■ TASK DIRECTIONS: Of the lines in this listing, how many contain the word "classstart"? Give the number and nothing else.

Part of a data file

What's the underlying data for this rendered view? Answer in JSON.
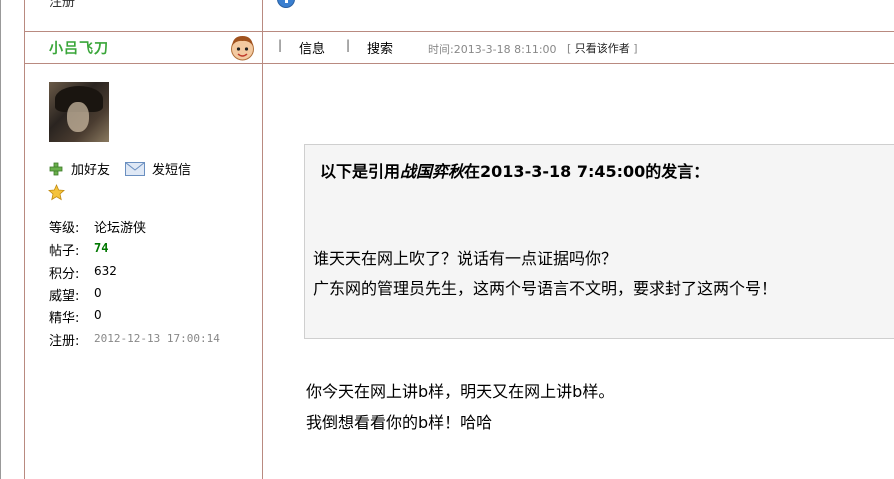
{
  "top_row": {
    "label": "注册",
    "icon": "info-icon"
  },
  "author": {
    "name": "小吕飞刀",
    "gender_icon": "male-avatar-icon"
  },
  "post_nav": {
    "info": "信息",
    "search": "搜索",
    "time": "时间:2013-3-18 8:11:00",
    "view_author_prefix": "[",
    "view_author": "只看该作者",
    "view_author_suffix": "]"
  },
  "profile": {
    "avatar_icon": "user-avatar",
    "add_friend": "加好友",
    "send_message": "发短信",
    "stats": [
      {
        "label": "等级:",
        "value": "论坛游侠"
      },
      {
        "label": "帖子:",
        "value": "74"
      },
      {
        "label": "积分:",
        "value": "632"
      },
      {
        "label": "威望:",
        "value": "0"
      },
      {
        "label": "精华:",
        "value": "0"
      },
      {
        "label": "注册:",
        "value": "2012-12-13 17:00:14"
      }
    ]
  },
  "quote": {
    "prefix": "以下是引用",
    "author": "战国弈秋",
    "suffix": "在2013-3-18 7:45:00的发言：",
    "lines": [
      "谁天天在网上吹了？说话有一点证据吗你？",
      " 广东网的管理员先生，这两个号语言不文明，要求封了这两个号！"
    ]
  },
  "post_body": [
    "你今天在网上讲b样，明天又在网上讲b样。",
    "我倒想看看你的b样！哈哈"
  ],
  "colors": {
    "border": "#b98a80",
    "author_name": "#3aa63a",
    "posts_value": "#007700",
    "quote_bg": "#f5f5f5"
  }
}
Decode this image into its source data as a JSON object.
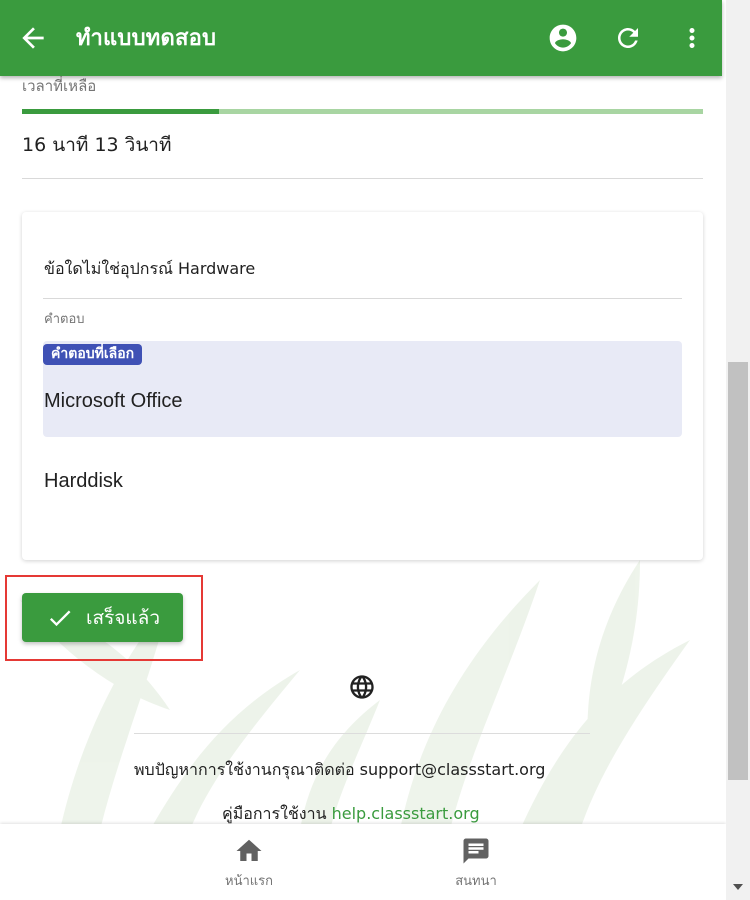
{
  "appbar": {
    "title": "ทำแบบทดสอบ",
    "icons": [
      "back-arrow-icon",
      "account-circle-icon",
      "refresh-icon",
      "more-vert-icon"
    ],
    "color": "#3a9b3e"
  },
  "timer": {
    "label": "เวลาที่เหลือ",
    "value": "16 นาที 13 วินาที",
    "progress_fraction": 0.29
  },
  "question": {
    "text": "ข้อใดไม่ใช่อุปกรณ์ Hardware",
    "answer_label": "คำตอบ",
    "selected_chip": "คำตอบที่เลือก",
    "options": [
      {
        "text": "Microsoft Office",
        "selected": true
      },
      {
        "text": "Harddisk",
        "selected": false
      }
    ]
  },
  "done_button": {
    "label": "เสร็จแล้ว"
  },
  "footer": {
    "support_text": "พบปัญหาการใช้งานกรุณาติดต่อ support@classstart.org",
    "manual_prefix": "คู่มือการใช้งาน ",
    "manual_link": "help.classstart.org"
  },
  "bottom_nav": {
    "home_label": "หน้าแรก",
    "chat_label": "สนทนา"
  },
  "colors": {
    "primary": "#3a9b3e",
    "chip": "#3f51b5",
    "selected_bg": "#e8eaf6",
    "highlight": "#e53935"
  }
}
---
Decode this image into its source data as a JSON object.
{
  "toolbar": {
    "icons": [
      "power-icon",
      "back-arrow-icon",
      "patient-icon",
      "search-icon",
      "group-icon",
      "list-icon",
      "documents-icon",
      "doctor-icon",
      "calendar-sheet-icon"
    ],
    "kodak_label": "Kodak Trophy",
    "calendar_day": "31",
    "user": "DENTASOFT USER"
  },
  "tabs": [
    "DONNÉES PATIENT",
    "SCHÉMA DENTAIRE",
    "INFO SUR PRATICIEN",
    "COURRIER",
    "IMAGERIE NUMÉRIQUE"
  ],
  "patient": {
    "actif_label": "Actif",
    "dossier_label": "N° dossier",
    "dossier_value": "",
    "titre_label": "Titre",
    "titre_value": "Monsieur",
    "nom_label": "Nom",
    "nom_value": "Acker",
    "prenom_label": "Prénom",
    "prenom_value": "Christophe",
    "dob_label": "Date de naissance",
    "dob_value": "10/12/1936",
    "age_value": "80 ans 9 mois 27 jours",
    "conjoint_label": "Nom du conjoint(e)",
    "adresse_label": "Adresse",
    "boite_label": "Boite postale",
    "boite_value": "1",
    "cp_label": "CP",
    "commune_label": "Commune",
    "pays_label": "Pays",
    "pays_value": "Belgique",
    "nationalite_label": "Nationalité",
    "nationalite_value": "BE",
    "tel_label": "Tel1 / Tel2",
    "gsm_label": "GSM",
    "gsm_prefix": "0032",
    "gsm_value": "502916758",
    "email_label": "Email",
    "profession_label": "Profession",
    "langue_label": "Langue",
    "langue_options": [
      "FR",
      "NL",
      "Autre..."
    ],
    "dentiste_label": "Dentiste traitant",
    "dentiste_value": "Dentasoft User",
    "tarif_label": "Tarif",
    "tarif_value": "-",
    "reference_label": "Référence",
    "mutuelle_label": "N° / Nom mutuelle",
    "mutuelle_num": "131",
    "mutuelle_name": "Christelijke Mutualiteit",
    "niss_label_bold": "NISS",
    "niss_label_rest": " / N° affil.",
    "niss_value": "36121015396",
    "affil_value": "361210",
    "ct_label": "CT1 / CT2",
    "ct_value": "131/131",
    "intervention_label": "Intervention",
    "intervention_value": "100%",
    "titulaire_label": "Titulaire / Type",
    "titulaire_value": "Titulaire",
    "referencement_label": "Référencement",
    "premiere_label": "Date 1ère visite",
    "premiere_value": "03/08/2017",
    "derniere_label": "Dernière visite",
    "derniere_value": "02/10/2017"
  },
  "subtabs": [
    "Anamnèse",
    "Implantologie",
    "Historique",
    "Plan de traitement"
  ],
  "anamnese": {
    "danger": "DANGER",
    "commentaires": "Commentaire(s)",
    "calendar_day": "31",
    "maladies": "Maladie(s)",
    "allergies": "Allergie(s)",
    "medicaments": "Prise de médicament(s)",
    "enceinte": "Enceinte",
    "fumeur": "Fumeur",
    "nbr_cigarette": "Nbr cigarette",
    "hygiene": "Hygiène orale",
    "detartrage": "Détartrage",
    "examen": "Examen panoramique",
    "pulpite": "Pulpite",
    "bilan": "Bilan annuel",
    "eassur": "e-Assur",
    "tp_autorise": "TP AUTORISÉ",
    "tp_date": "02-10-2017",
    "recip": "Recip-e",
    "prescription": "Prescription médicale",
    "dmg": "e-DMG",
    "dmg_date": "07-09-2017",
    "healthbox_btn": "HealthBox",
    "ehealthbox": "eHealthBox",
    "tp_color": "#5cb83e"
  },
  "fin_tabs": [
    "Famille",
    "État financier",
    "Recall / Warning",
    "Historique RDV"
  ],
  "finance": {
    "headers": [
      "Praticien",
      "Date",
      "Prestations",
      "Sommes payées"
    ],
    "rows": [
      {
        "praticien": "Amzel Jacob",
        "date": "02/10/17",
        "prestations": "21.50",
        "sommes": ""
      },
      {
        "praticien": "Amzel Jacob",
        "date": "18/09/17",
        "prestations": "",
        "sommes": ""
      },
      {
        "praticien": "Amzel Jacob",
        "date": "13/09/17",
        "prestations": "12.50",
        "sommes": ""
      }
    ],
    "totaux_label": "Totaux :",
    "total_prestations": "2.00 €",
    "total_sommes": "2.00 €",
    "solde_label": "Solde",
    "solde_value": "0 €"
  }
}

■ RESPONSE TO THIS TASK: 2